[Dataset records]
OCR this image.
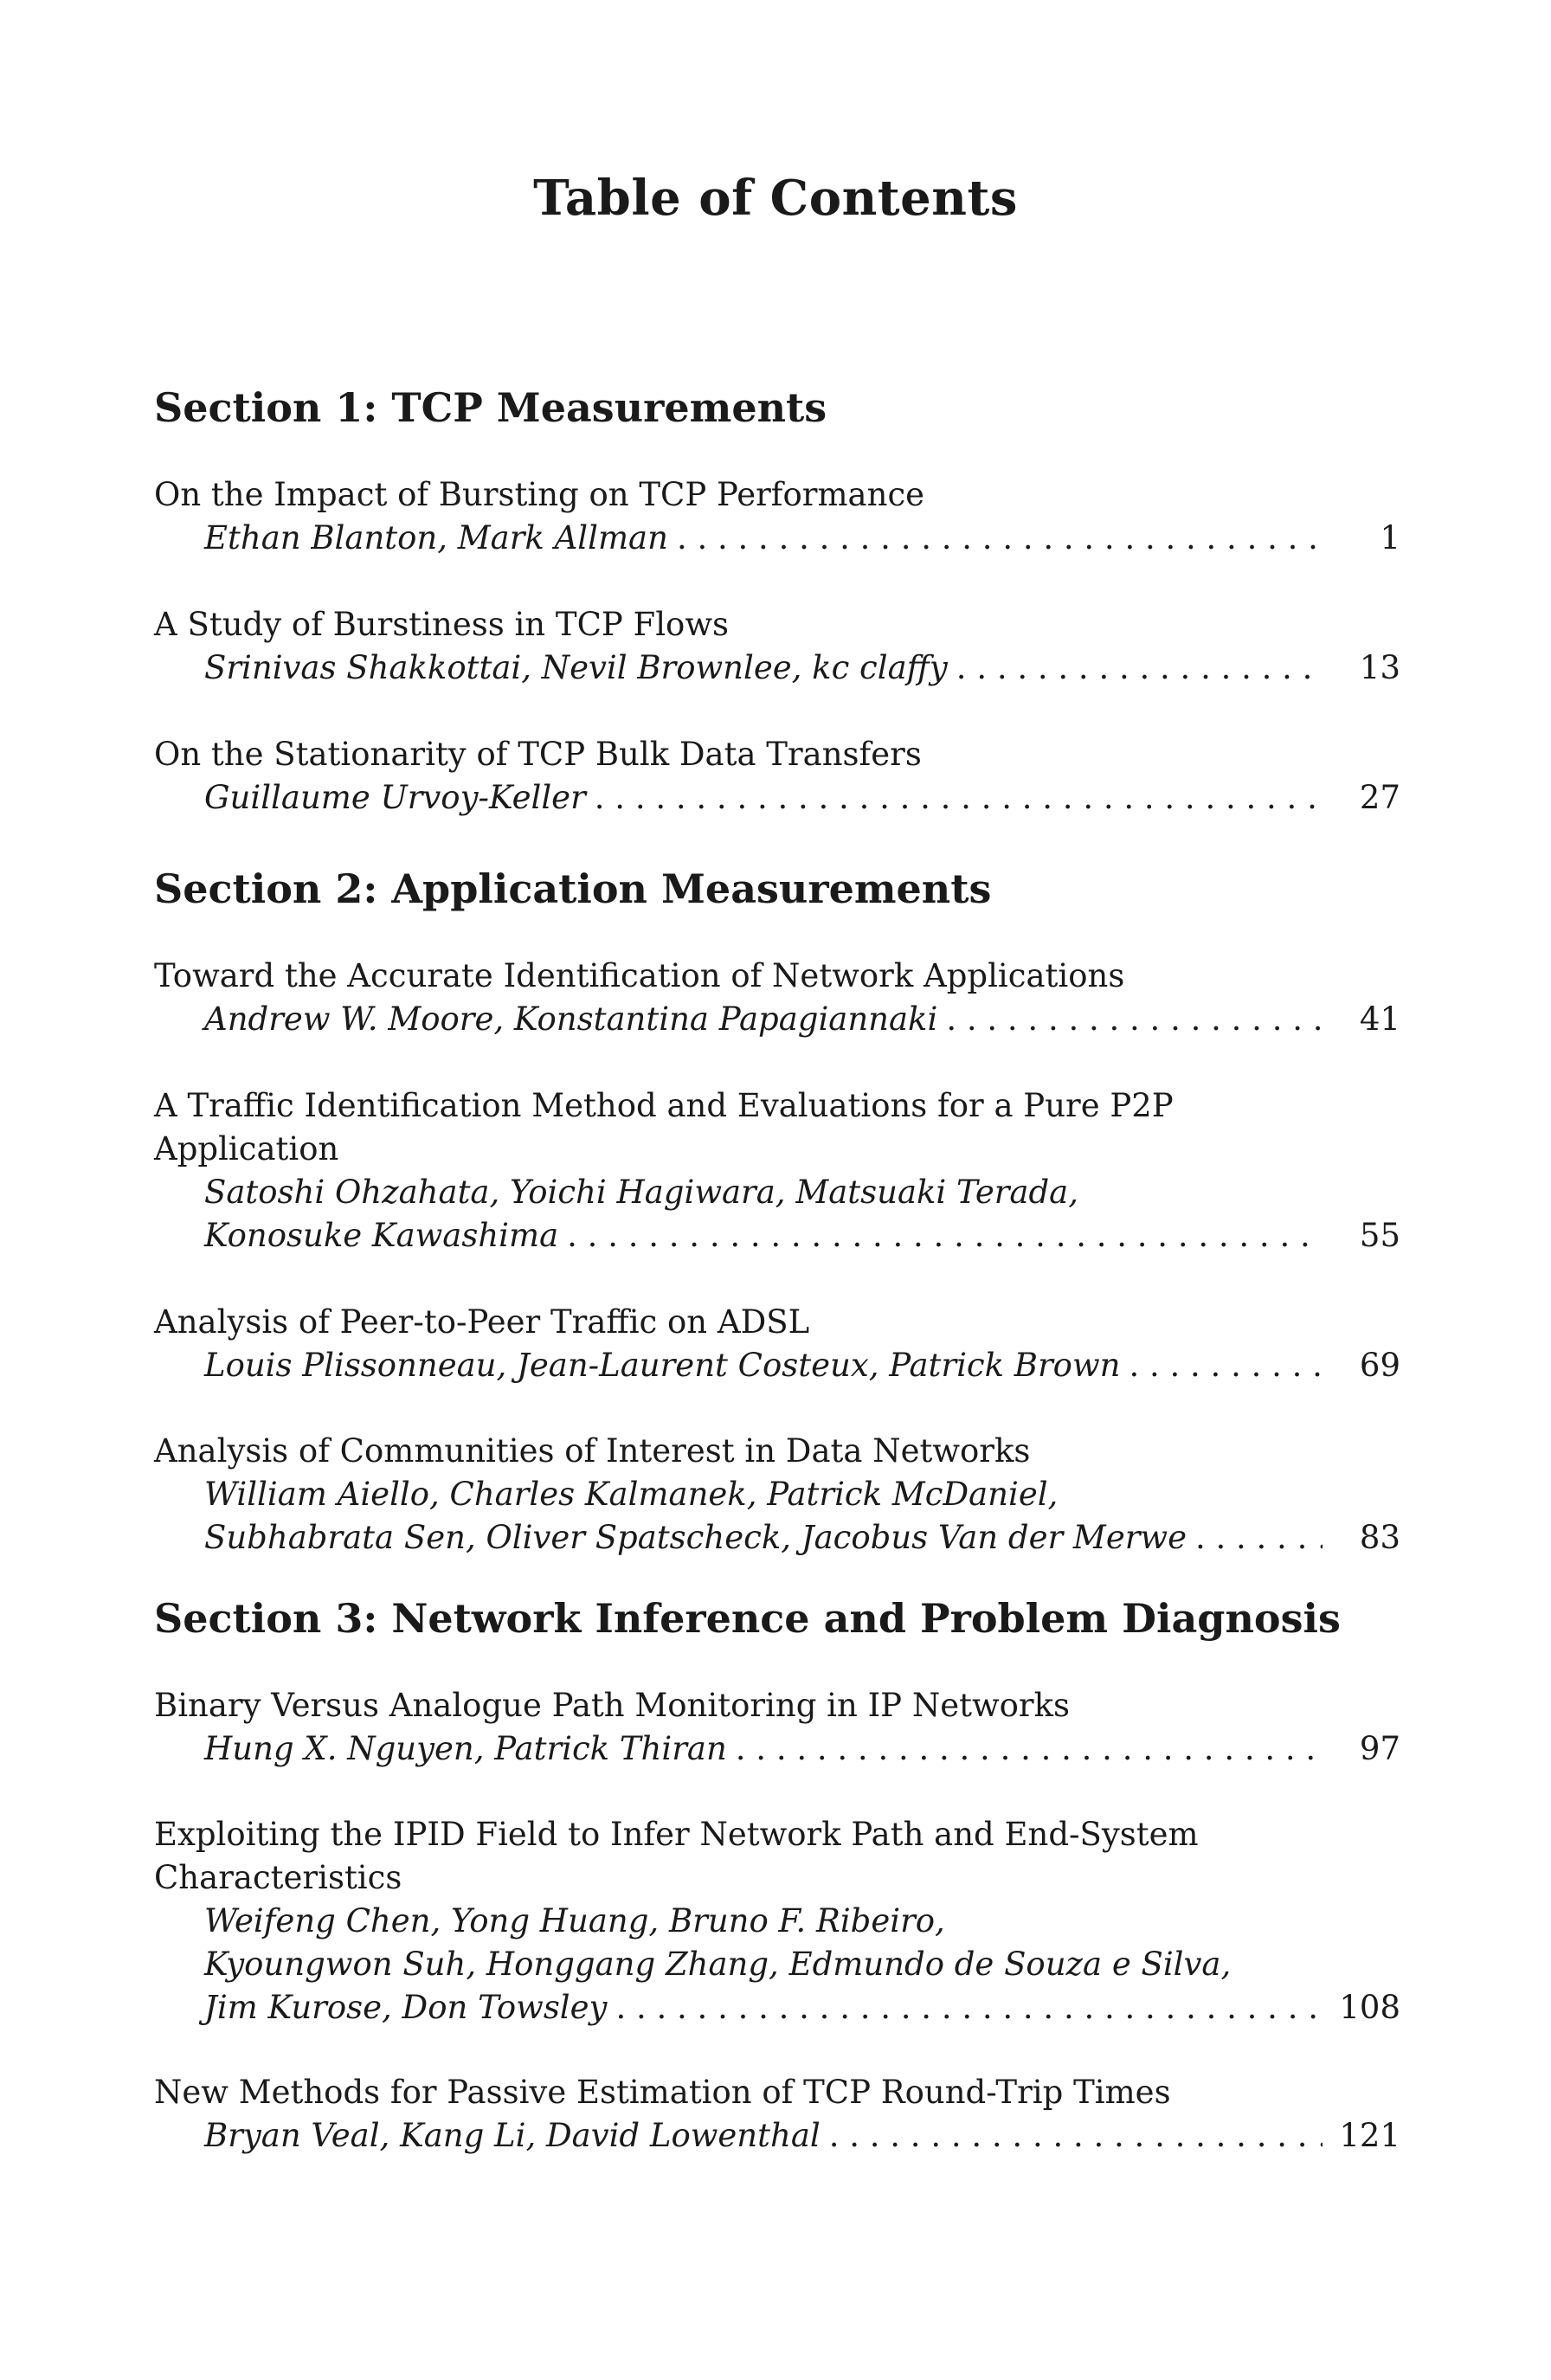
Table of Contents
Section 1: TCP Measurements
On the Impact of Bursting on TCP Performance
Ethan Blanton, Mark Allman . . .	1
A Study of Burstiness in TCP Flows
Srinivas Shakkottai, Nevil Brownlee, kc claffy . . .	13
On the Stationarity of TCP Bulk Data Transfers
Guillaume Urvoy-Keller . . .	27
Section 2: Application Measurements
Toward the Accurate Identification of Network Applications
Andrew W. Moore, Konstantina Papagiannaki . . .	41
A Traffic Identification Method and Evaluations for a Pure P2P
Application
Satoshi Ohzahata, Yoichi Hagiwara, Matsuaki Terada,
Konosuke Kawashima . . .	55
Analysis of Peer-to-Peer Traffic on ADSL
Louis Plissonneau, Jean-Laurent Costeux, Patrick Brown . . .	69
Analysis of Communities of Interest in Data Networks
William Aiello, Charles Kalmanek, Patrick McDaniel,
Subhabrata Sen, Oliver Spatscheck, Jacobus Van der Merwe . . .	83
Section 3: Network Inference and Problem Diagnosis
Binary Versus Analogue Path Monitoring in IP Networks
Hung X. Nguyen, Patrick Thiran . . .	97
Exploiting the IPID Field to Infer Network Path and End-System
Characteristics
Weifeng Chen, Yong Huang, Bruno F. Ribeiro,
Kyoungwon Suh, Honggang Zhang, Edmundo de Souza e Silva,
Jim Kurose, Don Towsley . . .	108
New Methods for Passive Estimation of TCP Round-Trip Times
Bryan Veal, Kang Li, David Lowenthal . . .	121
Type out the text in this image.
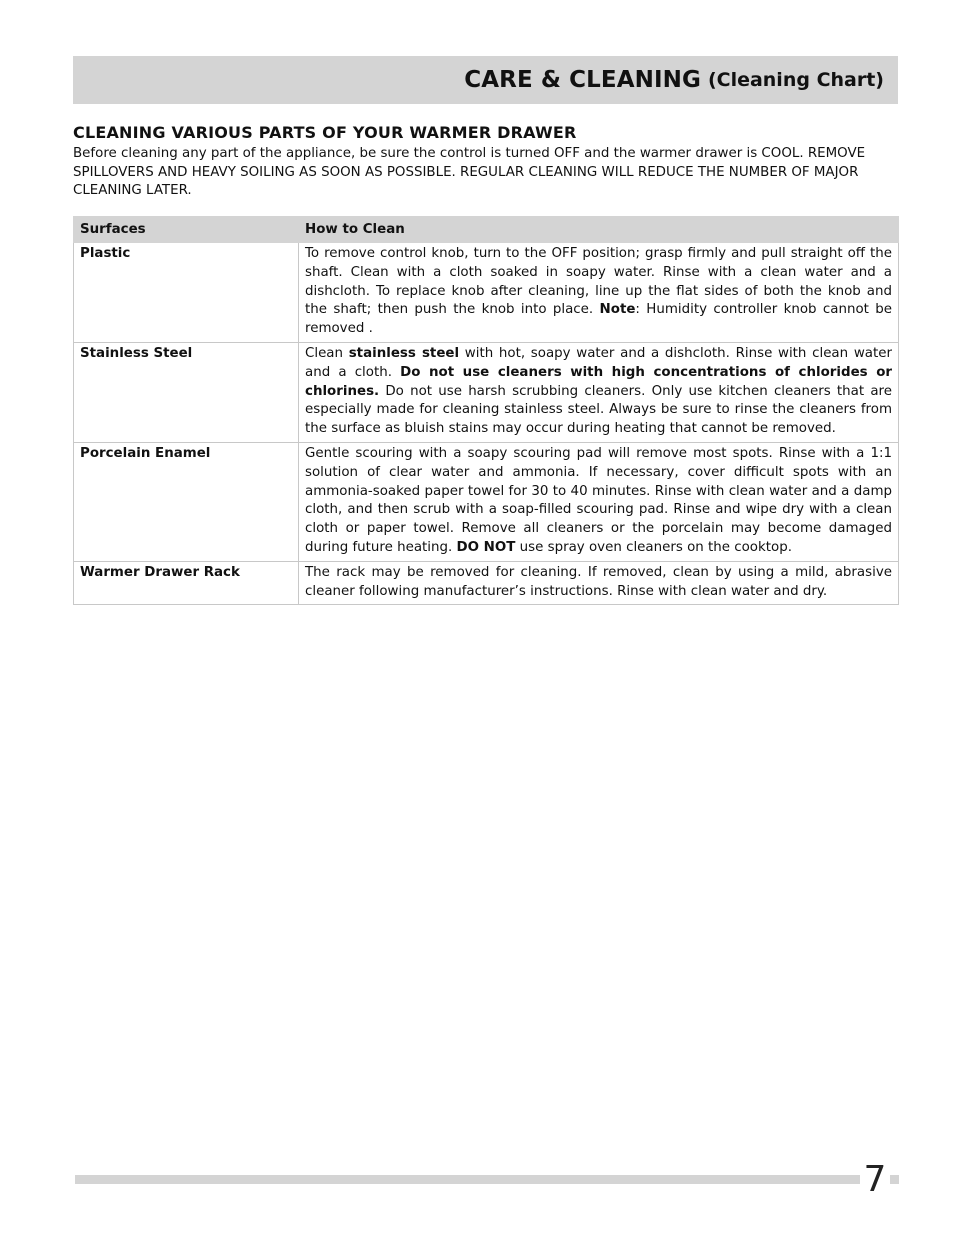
CARE & CLEANING (Cleaning Chart)
CLEANING VARIOUS PARTS OF YOUR WARMER DRAWER

Before cleaning any part of the appliance, be sure the control is turned OFF and the warmer drawer is COOL. REMOVE SPILLOVERS AND HEAVY SOILING AS SOON AS POSSIBLE. REGULAR CLEANING WILL REDUCE THE NUMBER OF MAJOR CLEANING LATER.

Surfaces	How to Clean
Plastic	To remove control knob, turn to the OFF position; grasp firmly and pull straight off the shaft. Clean with a cloth soaked in soapy water. Rinse with a clean water and a dishcloth. To replace knob after cleaning, line up the flat sides of both the knob and the shaft; then push the knob into place. Note: Humidity controller knob cannot be removed .
Stainless Steel	Clean stainless steel with hot, soapy water and a dishcloth. Rinse with clean water and a cloth. Do not use cleaners with high concentrations of chlorides or chlorines. Do not use harsh scrubbing cleaners. Only use kitchen cleaners that are especially made for cleaning stainless steel. Always be sure to rinse the cleaners from the surface as bluish stains may occur during heating that cannot be removed.
Porcelain Enamel	Gentle scouring with a soapy scouring pad will remove most spots. Rinse with a 1:1 solution of clear water and ammonia. If necessary, cover difficult spots with an ammonia-soaked paper towel for 30 to 40 minutes. Rinse with clean water and a damp cloth, and then scrub with a soap-filled scouring pad. Rinse and wipe dry with a clean cloth or paper towel. Remove all cleaners or the porcelain may become damaged during future heating. DO NOT use spray oven cleaners on the cooktop.
Warmer Drawer Rack	The rack may be removed for cleaning. If removed, clean by using a mild, abrasive cleaner following manufacturer’s instructions. Rinse with clean water and dry.
7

> _THE TASK_
Quote in full the listing given above; the images are to be left out.

> _EXPECTED OUTPUT_
OCR this image.
Table of Contents
Section 1: TCP Measurements
On the Impact of Bursting on TCP Performance
Ethan Blanton, Mark Allman . . .	1
A Study of Burstiness in TCP Flows
Srinivas Shakkottai, Nevil Brownlee, kc claffy . . .	13
On the Stationarity of TCP Bulk Data Transfers
Guillaume Urvoy-Keller . . .	27
Section 2: Application Measurements
Toward the Accurate Identification of Network Applications
Andrew W. Moore, Konstantina Papagiannaki . . .	41
A Traffic Identification Method and Evaluations for a Pure P2P
Application
Satoshi Ohzahata, Yoichi Hagiwara, Matsuaki Terada,
Konosuke Kawashima . . .	55
Analysis of Peer-to-Peer Traffic on ADSL
Louis Plissonneau, Jean-Laurent Costeux, Patrick Brown . . .	69
Analysis of Communities of Interest in Data Networks
William Aiello, Charles Kalmanek, Patrick McDaniel,
Subhabrata Sen, Oliver Spatscheck, Jacobus Van der Merwe . . .	83
Section 3: Network Inference and Problem Diagnosis
Binary Versus Analogue Path Monitoring in IP Networks
Hung X. Nguyen, Patrick Thiran . . .	97
Exploiting the IPID Field to Infer Network Path and End-System
Characteristics
Weifeng Chen, Yong Huang, Bruno F. Ribeiro,
Kyoungwon Suh, Honggang Zhang, Edmundo de Souza e Silva,
Jim Kurose, Don Towsley . . .	108
New Methods for Passive Estimation of TCP Round-Trip Times
Bryan Veal, Kang Li, David Lowenthal . . .	121
Type out the text in this image.
CARE & CLEANING (Cleaning Chart)
CLEANING VARIOUS PARTS OF YOUR WARMER DRAWER

Before cleaning any part of the appliance, be sure the control is turned OFF and the warmer drawer is COOL. REMOVE SPILLOVERS AND HEAVY SOILING AS SOON AS POSSIBLE. REGULAR CLEANING WILL REDUCE THE NUMBER OF MAJOR CLEANING LATER.

Surfaces	How to Clean
Plastic	To remove control knob, turn to the OFF position; grasp firmly and pull straight off the shaft. Clean with a cloth soaked in soapy water. Rinse with a clean water and a dishcloth. To replace knob after cleaning, line up the flat sides of both the knob and the shaft; then push the knob into place. Note: Humidity controller knob cannot be removed .
Stainless Steel	Clean stainless steel with hot, soapy water and a dishcloth. Rinse with clean water and a cloth. Do not use cleaners with high concentrations of chlorides or chlorines. Do not use harsh scrubbing cleaners. Only use kitchen cleaners that are especially made for cleaning stainless steel. Always be sure to rinse the cleaners from the surface as bluish stains may occur during heating that cannot be removed.
Porcelain Enamel	Gentle scouring with a soapy scouring pad will remove most spots. Rinse with a 1:1 solution of clear water and ammonia. If necessary, cover difficult spots with an ammonia-soaked paper towel for 30 to 40 minutes. Rinse with clean water and a damp cloth, and then scrub with a soap-filled scouring pad. Rinse and wipe dry with a clean cloth or paper towel. Remove all cleaners or the porcelain may become damaged during future heating. DO NOT use spray oven cleaners on the cooktop.
Warmer Drawer Rack	The rack may be removed for cleaning. If removed, clean by using a mild, abrasive cleaner following manufacturer’s instructions. Rinse with clean water and dry.
7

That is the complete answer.